- Task directions: Select from the data all lines with the word "title".

- Materials provided:
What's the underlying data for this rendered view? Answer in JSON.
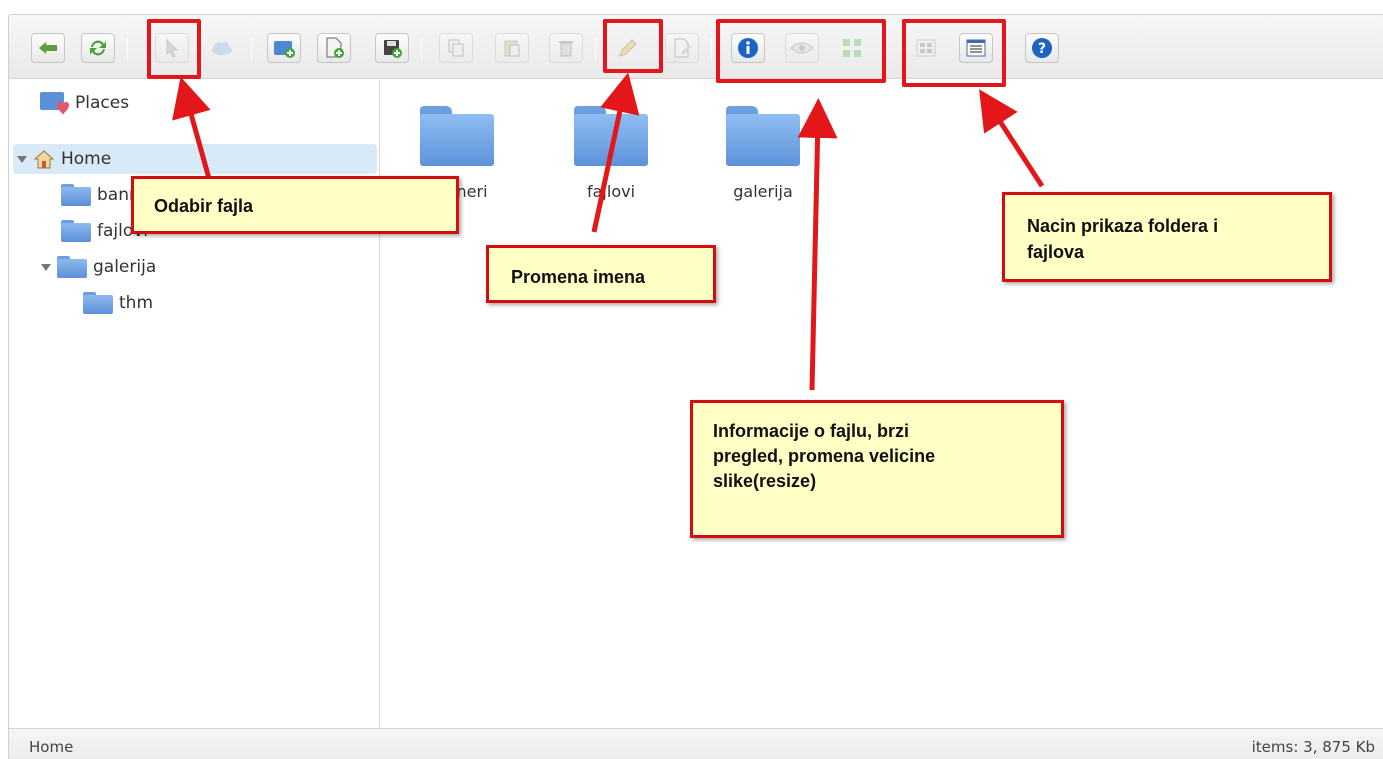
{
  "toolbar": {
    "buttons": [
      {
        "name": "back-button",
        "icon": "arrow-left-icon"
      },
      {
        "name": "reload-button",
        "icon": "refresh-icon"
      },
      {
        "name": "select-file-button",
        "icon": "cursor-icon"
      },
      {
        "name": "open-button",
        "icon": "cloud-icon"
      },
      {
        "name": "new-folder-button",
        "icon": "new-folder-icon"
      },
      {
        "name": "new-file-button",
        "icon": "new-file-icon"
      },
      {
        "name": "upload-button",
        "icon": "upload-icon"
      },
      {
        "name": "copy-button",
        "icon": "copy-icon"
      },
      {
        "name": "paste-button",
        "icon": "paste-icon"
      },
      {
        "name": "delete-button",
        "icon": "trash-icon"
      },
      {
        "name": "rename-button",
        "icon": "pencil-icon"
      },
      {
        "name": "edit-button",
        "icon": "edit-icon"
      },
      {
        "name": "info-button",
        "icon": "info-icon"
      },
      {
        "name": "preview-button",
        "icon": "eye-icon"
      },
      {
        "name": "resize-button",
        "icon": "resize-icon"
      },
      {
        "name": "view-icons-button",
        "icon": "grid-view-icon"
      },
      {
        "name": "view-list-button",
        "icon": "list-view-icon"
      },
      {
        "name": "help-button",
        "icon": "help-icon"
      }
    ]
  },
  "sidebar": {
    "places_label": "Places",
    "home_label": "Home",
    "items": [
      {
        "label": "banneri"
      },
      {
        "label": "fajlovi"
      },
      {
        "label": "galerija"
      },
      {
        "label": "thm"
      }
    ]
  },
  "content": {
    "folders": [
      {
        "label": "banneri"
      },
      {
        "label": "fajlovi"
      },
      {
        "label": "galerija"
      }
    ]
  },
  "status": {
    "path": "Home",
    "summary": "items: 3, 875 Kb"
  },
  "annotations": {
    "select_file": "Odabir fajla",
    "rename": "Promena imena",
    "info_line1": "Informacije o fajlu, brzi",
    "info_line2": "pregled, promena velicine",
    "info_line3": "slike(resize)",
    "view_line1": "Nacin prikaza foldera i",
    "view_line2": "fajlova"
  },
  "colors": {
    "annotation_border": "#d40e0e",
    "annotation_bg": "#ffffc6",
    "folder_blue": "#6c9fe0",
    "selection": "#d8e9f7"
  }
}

--

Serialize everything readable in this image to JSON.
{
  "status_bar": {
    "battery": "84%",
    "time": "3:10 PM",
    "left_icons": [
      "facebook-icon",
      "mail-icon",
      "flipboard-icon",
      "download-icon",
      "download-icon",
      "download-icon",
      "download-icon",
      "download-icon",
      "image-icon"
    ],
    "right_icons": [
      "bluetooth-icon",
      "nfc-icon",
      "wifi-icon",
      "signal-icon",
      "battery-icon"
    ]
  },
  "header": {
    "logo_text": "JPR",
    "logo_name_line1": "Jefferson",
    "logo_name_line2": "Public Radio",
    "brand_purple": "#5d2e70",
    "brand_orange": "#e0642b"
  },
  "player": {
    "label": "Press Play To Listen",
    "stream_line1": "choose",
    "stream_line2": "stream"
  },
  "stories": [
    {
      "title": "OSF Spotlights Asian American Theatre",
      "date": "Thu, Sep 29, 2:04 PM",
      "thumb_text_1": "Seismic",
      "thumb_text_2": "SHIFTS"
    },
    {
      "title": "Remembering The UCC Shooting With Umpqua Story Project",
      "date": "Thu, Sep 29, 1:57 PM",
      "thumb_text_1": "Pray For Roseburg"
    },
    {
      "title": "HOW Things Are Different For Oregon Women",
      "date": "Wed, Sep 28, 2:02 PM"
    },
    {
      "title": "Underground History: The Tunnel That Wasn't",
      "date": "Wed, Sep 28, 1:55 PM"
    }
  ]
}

- Finished task:
      "title": "OSF Spotlights Asian American Theatre",
      "title": "Remembering The UCC Shooting With Umpqua Story Project",
      "title": "HOW Things Are Different For Oregon Women",
      "title": "Underground History: The Tunnel That Wasn't",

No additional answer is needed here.